TO BE DONE: Reproduce the listing from its first line up to and including the line with "paragraph-line: 最终，不忘一句老话，粗茶淡饭，吃好喝好。 (214, 467, 843, 500)", swapping every "paragraph-line" for "text-row" and leaving everything else unchanged.

####################

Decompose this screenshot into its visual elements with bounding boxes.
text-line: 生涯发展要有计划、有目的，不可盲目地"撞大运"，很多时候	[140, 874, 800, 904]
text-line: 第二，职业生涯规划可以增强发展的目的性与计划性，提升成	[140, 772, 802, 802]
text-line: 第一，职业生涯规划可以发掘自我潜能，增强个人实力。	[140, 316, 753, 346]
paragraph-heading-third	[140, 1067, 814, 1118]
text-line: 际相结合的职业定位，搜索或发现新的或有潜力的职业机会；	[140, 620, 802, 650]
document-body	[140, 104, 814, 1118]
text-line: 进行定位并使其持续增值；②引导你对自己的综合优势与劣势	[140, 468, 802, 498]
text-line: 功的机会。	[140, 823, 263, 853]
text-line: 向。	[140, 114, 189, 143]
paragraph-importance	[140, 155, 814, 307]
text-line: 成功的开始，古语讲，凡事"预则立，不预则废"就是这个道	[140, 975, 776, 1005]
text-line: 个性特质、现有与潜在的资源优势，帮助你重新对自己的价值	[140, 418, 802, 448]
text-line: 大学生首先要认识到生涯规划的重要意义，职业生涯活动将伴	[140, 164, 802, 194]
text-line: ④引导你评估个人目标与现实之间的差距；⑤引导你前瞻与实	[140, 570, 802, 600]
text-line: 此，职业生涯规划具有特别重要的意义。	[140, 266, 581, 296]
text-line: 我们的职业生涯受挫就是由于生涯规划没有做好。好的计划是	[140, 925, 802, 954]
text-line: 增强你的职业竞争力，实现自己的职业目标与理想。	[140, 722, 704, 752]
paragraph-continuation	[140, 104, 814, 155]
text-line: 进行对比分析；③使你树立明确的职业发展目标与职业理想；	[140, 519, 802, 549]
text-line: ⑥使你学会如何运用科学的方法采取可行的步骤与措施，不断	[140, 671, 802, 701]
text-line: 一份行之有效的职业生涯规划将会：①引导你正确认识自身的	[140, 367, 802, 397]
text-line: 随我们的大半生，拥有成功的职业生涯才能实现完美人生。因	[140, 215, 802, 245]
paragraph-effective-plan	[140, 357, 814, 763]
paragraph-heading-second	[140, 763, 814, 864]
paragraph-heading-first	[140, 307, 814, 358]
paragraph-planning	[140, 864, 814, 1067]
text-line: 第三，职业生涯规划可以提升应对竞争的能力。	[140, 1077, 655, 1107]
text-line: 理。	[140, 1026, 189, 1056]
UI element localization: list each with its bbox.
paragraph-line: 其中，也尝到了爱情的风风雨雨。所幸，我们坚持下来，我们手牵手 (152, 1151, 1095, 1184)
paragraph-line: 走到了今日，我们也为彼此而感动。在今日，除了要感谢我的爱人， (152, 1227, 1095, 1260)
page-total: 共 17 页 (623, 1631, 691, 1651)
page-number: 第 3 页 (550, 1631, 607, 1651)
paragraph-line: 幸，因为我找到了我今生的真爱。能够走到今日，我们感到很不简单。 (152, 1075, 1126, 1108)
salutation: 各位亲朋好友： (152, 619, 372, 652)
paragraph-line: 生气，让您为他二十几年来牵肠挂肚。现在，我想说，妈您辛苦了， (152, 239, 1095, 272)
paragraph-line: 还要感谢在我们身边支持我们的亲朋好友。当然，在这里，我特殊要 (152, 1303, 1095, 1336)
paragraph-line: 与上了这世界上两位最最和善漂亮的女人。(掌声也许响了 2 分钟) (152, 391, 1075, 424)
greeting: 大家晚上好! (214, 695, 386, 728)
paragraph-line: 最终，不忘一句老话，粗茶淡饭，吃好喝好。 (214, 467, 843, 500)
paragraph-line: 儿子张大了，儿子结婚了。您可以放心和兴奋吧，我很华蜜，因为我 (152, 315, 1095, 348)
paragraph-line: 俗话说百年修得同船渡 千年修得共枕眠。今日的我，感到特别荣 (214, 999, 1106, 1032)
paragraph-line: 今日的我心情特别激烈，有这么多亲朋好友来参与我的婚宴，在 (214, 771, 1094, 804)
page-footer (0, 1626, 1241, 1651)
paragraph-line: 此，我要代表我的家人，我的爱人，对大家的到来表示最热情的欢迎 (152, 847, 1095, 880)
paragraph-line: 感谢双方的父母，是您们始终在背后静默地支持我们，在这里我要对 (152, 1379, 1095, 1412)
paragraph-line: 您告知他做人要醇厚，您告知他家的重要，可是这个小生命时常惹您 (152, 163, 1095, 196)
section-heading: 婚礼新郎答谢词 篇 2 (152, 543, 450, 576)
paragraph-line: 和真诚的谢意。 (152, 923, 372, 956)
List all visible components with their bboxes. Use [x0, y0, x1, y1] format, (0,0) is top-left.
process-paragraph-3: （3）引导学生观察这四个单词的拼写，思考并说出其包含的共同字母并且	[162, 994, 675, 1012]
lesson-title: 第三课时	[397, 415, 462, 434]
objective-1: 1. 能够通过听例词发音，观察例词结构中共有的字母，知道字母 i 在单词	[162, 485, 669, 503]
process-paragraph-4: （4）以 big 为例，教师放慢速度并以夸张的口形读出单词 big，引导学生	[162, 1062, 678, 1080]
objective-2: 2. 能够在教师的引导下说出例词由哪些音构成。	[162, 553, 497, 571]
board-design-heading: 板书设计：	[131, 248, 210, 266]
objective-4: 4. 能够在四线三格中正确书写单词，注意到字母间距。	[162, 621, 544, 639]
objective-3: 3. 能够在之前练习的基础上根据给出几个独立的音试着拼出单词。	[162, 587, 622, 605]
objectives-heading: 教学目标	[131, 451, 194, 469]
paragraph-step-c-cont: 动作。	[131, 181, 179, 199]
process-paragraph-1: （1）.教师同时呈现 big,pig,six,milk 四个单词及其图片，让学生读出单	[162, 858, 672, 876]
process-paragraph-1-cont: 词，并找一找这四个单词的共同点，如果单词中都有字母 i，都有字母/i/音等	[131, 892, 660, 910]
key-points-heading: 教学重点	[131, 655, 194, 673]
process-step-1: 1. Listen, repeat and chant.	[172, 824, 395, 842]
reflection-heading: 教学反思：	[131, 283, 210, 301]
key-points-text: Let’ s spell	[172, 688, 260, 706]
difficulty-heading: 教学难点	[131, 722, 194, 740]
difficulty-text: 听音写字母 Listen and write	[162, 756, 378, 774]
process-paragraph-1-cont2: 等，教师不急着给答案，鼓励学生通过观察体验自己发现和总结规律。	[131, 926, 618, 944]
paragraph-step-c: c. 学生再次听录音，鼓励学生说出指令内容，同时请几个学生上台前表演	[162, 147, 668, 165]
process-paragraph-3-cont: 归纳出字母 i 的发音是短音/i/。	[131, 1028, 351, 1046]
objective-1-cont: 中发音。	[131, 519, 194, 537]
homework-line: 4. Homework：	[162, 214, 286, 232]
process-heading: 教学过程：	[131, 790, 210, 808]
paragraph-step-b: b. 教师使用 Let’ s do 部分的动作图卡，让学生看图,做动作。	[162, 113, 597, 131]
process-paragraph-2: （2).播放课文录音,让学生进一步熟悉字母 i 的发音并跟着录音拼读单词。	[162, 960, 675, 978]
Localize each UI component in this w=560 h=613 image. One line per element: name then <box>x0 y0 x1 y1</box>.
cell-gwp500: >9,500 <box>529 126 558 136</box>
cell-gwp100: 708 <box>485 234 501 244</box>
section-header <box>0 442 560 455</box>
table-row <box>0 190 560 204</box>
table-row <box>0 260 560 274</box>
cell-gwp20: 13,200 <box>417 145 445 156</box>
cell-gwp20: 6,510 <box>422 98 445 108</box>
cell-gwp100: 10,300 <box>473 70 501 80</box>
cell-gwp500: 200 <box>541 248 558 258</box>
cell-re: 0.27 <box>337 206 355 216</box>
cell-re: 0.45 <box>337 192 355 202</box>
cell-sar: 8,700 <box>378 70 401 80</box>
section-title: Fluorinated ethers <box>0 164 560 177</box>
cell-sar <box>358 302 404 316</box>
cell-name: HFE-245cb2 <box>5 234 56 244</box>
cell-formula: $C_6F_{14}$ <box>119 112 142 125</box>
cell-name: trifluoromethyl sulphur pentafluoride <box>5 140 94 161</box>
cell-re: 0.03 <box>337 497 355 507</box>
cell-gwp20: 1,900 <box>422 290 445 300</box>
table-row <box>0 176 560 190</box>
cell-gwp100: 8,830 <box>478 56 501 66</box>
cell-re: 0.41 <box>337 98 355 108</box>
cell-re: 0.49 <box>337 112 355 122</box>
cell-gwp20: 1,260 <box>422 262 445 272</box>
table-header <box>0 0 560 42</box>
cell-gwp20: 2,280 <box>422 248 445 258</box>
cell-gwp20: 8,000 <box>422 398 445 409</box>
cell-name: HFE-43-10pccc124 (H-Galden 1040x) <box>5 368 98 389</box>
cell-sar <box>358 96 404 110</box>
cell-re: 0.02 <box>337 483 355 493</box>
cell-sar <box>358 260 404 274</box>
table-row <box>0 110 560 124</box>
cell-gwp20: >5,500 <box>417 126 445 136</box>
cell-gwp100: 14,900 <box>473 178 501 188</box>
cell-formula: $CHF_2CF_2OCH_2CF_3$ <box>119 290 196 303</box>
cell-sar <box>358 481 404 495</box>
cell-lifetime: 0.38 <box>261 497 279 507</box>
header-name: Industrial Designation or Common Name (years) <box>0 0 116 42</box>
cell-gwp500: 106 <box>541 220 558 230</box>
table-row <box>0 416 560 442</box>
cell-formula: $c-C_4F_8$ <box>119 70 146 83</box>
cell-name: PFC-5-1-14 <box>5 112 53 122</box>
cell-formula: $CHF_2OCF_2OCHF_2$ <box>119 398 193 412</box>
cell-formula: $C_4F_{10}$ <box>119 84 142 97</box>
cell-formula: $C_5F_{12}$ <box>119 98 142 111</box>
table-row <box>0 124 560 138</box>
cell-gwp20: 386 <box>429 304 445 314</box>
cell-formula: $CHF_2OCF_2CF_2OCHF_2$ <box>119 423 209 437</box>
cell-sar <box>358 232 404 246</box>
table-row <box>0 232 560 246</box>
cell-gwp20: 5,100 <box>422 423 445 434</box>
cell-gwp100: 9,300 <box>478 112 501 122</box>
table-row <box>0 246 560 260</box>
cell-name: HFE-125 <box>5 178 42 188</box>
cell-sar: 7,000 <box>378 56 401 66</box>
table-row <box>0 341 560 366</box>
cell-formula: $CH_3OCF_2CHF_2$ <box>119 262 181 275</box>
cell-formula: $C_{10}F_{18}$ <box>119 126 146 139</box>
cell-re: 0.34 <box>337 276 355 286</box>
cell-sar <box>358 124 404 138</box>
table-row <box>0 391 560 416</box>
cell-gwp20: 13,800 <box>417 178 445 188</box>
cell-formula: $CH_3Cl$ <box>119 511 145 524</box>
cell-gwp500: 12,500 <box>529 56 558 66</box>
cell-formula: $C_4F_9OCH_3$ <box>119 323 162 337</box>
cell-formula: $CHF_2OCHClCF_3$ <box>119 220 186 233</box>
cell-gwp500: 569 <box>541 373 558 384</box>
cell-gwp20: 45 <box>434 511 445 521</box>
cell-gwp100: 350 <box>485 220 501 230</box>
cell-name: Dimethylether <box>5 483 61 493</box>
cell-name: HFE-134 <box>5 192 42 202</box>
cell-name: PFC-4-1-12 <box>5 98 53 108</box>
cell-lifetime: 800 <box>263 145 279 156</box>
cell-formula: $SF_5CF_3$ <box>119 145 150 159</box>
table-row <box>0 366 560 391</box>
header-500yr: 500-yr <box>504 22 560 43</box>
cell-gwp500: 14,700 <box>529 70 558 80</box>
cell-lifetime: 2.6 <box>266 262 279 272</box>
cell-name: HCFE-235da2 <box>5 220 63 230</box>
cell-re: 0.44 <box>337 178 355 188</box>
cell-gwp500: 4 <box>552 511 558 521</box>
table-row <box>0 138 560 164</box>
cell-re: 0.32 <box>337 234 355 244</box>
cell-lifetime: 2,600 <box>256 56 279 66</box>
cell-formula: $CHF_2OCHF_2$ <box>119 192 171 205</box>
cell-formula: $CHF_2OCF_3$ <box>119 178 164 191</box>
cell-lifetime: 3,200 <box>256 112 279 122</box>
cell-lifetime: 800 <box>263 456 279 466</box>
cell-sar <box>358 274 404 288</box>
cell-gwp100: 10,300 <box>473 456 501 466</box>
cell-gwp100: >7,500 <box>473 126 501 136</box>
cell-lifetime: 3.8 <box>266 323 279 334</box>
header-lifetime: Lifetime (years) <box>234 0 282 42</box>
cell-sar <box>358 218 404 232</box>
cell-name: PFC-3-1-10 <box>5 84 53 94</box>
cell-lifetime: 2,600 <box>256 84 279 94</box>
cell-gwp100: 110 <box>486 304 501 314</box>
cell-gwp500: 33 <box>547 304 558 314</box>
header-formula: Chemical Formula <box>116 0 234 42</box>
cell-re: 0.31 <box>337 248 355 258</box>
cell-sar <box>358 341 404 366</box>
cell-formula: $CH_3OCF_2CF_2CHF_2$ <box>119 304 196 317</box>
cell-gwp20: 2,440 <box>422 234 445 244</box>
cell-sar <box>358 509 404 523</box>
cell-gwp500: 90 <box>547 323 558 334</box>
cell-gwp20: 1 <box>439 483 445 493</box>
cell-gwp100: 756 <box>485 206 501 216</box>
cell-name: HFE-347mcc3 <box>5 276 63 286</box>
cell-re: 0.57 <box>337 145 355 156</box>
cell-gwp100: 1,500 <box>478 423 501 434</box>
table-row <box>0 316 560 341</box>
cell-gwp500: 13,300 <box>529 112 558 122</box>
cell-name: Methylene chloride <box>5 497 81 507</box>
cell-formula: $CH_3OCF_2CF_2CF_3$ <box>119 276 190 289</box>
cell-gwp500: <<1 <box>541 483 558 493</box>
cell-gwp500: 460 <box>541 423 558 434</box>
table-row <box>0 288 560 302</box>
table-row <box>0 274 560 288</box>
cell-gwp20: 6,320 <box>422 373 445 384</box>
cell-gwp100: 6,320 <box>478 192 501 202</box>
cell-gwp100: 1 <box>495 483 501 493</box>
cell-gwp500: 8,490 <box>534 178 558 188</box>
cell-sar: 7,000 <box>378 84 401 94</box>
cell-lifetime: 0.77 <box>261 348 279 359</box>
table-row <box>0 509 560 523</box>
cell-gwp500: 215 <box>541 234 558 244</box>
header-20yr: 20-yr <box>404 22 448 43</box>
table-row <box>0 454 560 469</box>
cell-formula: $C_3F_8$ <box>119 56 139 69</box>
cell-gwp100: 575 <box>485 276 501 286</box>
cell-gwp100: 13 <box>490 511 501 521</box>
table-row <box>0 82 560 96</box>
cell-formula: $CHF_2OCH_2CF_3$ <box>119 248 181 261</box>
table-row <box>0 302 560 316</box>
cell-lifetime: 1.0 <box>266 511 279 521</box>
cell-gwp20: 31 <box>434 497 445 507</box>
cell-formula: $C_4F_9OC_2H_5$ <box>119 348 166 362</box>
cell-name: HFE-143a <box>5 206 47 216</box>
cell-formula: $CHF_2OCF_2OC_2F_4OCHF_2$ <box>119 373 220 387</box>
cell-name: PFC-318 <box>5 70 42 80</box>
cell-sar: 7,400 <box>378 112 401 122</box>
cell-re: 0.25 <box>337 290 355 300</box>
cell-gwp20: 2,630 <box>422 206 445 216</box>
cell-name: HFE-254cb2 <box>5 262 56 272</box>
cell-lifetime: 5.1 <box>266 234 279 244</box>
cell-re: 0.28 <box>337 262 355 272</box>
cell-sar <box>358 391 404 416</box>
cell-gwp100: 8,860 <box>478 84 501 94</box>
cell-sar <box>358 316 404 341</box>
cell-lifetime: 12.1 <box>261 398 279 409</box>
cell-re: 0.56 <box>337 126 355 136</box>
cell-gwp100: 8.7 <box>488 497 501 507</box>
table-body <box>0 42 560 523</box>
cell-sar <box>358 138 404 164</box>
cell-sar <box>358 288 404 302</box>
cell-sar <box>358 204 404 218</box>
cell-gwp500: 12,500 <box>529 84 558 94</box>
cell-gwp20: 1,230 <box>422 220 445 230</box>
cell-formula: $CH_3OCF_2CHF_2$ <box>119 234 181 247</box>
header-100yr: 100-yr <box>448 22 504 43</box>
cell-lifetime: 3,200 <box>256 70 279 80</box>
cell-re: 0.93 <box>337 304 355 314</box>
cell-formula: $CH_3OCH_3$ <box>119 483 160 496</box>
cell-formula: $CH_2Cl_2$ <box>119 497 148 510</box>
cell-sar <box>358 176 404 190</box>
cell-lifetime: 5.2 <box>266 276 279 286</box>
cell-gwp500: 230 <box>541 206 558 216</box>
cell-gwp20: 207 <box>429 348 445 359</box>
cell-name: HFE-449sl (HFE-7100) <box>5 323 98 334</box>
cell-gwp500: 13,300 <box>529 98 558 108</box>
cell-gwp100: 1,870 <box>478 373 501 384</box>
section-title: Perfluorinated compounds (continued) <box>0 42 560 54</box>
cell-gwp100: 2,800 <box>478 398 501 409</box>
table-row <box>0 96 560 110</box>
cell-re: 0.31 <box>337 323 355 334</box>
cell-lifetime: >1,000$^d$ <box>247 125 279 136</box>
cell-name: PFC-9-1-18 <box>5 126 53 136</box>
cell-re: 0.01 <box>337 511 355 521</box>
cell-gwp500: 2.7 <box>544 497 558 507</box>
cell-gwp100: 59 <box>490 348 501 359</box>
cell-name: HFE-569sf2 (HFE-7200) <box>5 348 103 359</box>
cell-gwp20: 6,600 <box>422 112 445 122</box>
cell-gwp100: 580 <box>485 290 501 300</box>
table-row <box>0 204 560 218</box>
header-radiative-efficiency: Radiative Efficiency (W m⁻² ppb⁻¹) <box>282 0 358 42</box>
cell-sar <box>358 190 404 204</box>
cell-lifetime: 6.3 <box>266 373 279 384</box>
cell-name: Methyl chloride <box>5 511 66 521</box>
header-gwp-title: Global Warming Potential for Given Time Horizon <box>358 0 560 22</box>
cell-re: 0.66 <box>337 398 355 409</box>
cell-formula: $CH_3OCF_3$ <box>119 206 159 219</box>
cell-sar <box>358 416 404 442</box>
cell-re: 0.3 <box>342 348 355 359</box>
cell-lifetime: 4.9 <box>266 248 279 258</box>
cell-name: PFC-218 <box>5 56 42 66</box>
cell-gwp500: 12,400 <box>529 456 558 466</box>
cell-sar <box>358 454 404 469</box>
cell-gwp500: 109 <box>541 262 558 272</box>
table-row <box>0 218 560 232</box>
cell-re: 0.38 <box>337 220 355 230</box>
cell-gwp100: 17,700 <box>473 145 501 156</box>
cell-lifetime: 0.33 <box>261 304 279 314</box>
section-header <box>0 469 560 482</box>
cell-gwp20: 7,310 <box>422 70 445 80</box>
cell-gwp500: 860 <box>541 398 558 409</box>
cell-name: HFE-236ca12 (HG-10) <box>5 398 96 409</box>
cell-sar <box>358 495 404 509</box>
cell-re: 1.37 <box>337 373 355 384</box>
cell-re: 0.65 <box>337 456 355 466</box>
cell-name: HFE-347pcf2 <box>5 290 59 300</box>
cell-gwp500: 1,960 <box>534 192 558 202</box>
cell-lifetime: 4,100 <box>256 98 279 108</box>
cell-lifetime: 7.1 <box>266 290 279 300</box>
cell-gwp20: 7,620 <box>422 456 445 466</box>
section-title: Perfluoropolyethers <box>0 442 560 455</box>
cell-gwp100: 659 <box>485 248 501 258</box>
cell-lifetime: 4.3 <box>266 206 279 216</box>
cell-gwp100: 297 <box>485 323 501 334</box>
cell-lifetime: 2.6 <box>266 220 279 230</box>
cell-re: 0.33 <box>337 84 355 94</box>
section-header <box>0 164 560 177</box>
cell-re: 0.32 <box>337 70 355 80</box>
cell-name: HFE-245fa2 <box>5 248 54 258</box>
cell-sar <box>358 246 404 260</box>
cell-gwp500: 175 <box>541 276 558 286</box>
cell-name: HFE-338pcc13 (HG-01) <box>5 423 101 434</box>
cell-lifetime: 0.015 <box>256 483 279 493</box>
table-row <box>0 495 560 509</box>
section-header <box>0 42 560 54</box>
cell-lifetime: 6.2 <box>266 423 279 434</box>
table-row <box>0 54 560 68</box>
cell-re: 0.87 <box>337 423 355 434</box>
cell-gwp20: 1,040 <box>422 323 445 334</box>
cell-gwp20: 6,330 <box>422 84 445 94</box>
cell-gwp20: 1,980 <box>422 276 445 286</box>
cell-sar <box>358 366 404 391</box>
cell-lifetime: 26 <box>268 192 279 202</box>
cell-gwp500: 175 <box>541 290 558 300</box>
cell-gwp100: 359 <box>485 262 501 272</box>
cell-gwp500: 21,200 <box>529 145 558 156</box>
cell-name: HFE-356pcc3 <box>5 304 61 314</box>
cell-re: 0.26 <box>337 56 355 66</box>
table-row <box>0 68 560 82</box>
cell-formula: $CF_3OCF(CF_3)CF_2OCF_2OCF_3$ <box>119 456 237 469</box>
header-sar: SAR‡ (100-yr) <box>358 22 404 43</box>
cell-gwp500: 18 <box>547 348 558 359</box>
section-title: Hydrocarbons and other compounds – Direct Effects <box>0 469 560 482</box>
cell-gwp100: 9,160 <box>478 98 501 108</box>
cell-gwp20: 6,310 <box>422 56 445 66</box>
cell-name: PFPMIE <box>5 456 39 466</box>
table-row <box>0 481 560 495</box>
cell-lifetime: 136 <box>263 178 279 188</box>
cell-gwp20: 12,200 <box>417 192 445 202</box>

####################

ANSWER TO THE EXERCISE:
Decompose this screenshot into its visual elements with bounding boxes.
text-line: 生涯发展要有计划、有目的，不可盲目地"撞大运"，很多时候	[140, 874, 800, 904]
text-line: 第二，职业生涯规划可以增强发展的目的性与计划性，提升成	[140, 772, 802, 802]
text-line: 第一，职业生涯规划可以发掘自我潜能，增强个人实力。	[140, 316, 753, 346]
paragraph-heading-third	[140, 1067, 814, 1118]
text-line: 际相结合的职业定位，搜索或发现新的或有潜力的职业机会；	[140, 620, 802, 650]
document-body	[140, 104, 814, 1118]
text-line: 进行定位并使其持续增值；②引导你对自己的综合优势与劣势	[140, 468, 802, 498]
text-line: 功的机会。	[140, 823, 263, 853]
text-line: 向。	[140, 114, 189, 143]
paragraph-importance	[140, 155, 814, 307]
text-line: 成功的开始，古语讲，凡事"预则立，不预则废"就是这个道	[140, 975, 776, 1005]
text-line: 个性特质、现有与潜在的资源优势，帮助你重新对自己的价值	[140, 418, 802, 448]
text-line: 大学生首先要认识到生涯规划的重要意义，职业生涯活动将伴	[140, 164, 802, 194]
text-line: ④引导你评估个人目标与现实之间的差距；⑤引导你前瞻与实	[140, 570, 802, 600]
text-line: 此，职业生涯规划具有特别重要的意义。	[140, 266, 581, 296]
text-line: 我们的职业生涯受挫就是由于生涯规划没有做好。好的计划是	[140, 925, 802, 954]
text-line: 增强你的职业竞争力，实现自己的职业目标与理想。	[140, 722, 704, 752]
paragraph-continuation	[140, 104, 814, 155]
text-line: 进行对比分析；③使你树立明确的职业发展目标与职业理想；	[140, 519, 802, 549]
text-line: ⑥使你学会如何运用科学的方法采取可行的步骤与措施，不断	[140, 671, 802, 701]
text-line: 一份行之有效的职业生涯规划将会：①引导你正确认识自身的	[140, 367, 802, 397]
text-line: 随我们的大半生，拥有成功的职业生涯才能实现完美人生。因	[140, 215, 802, 245]
paragraph-effective-plan	[140, 357, 814, 763]
paragraph-heading-second	[140, 763, 814, 864]
paragraph-heading-first	[140, 307, 814, 358]
paragraph-planning	[140, 864, 814, 1067]
text-line: 第三，职业生涯规划可以提升应对竞争的能力。	[140, 1077, 655, 1107]
text-line: 理。	[140, 1026, 189, 1056]
UI element localization: list each with its bbox.
text-row: 其中，也尝到了爱情的风风雨雨。所幸，我们坚持下来，我们手牵手 (152, 1151, 1095, 1184)
text-row: 走到了今日，我们也为彼此而感动。在今日，除了要感谢我的爱人， (152, 1227, 1095, 1260)
page-total: 共 17 页 (623, 1631, 691, 1651)
page-number: 第 3 页 (550, 1631, 607, 1651)
text-row: 幸，因为我找到了我今生的真爱。能够走到今日，我们感到很不简单。 (152, 1075, 1126, 1108)
salutation: 各位亲朋好友： (152, 619, 372, 652)
text-row: 生气，让您为他二十几年来牵肠挂肚。现在，我想说，妈您辛苦了， (152, 239, 1095, 272)
text-row: 还要感谢在我们身边支持我们的亲朋好友。当然，在这里，我特殊要 (152, 1303, 1095, 1336)
text-row: 与上了这世界上两位最最和善漂亮的女人。(掌声也许响了 2 分钟) (152, 391, 1075, 424)
greeting: 大家晚上好! (214, 695, 386, 728)
text-row: 最终，不忘一句老话，粗茶淡饭，吃好喝好。 (214, 467, 843, 500)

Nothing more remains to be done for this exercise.